━━━━━ Available records ━━━━━

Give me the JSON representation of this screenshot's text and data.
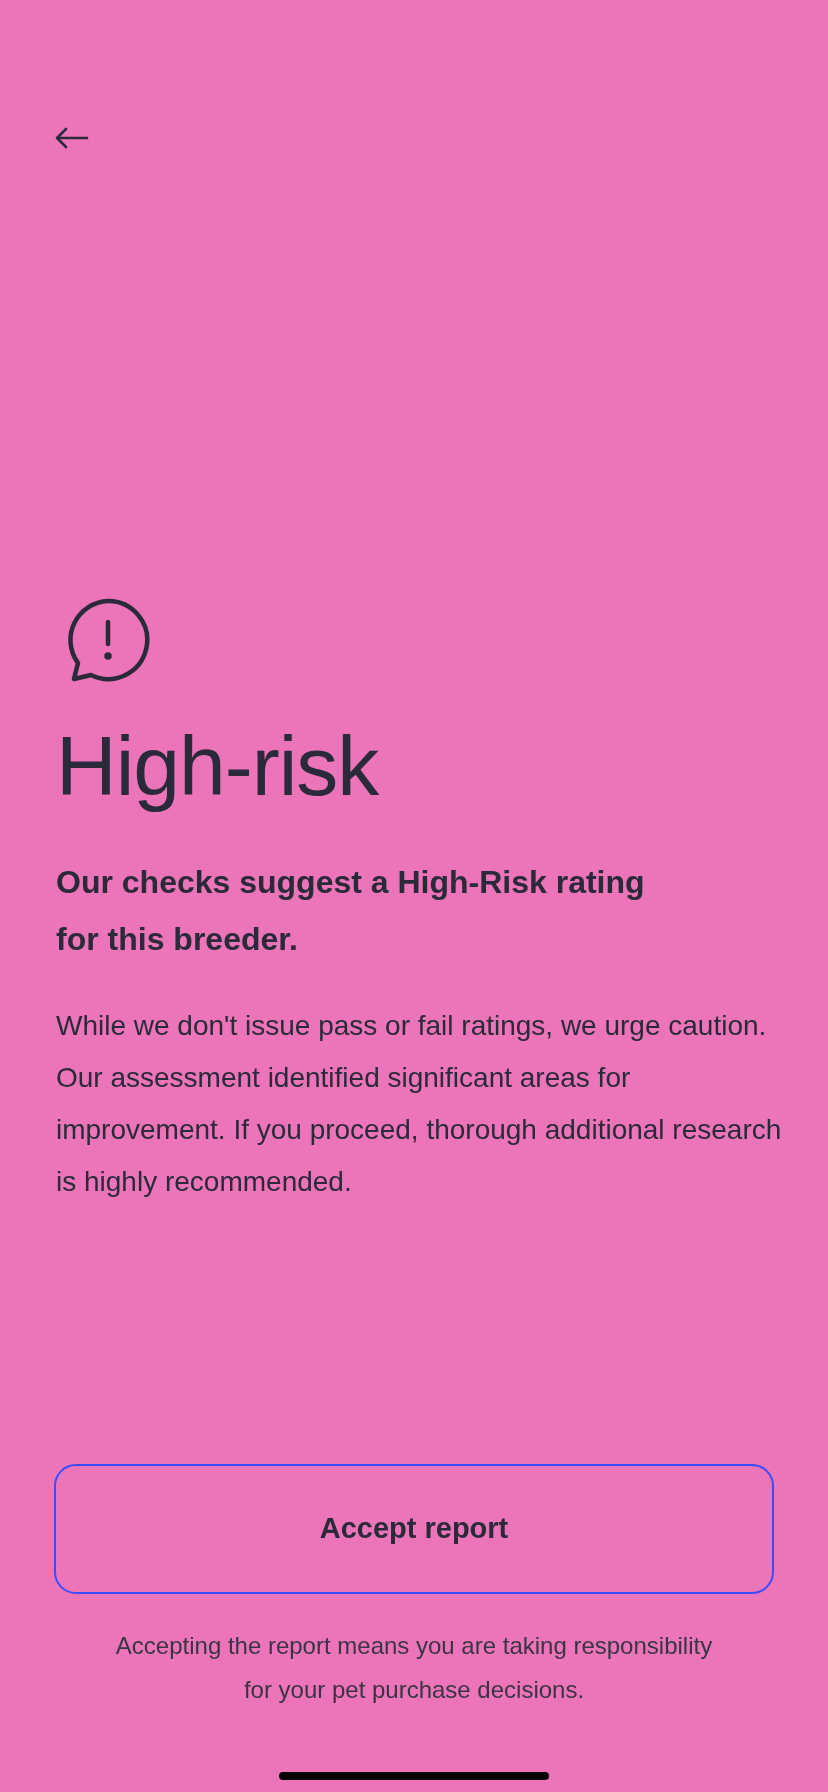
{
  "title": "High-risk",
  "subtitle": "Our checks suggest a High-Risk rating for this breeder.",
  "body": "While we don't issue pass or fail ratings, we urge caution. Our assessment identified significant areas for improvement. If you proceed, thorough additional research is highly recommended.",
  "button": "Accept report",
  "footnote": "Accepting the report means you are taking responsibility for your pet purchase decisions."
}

━━━━━

** Task prompt **
Leave out the pictures and repeat everything else in the records exactly.

** Reply to the exercise **
Give me the JSON representation of this screenshot's text and data.
{
  "title": "High-risk",
  "subtitle": "Our checks suggest a High-Risk rating for this breeder.",
  "body": "While we don't issue pass or fail ratings, we urge caution. Our assessment identified significant areas for improvement. If you proceed, thorough additional research is highly recommended.",
  "button": "Accept report",
  "footnote": "Accepting the report means you are taking responsibility for your pet purchase decisions."
}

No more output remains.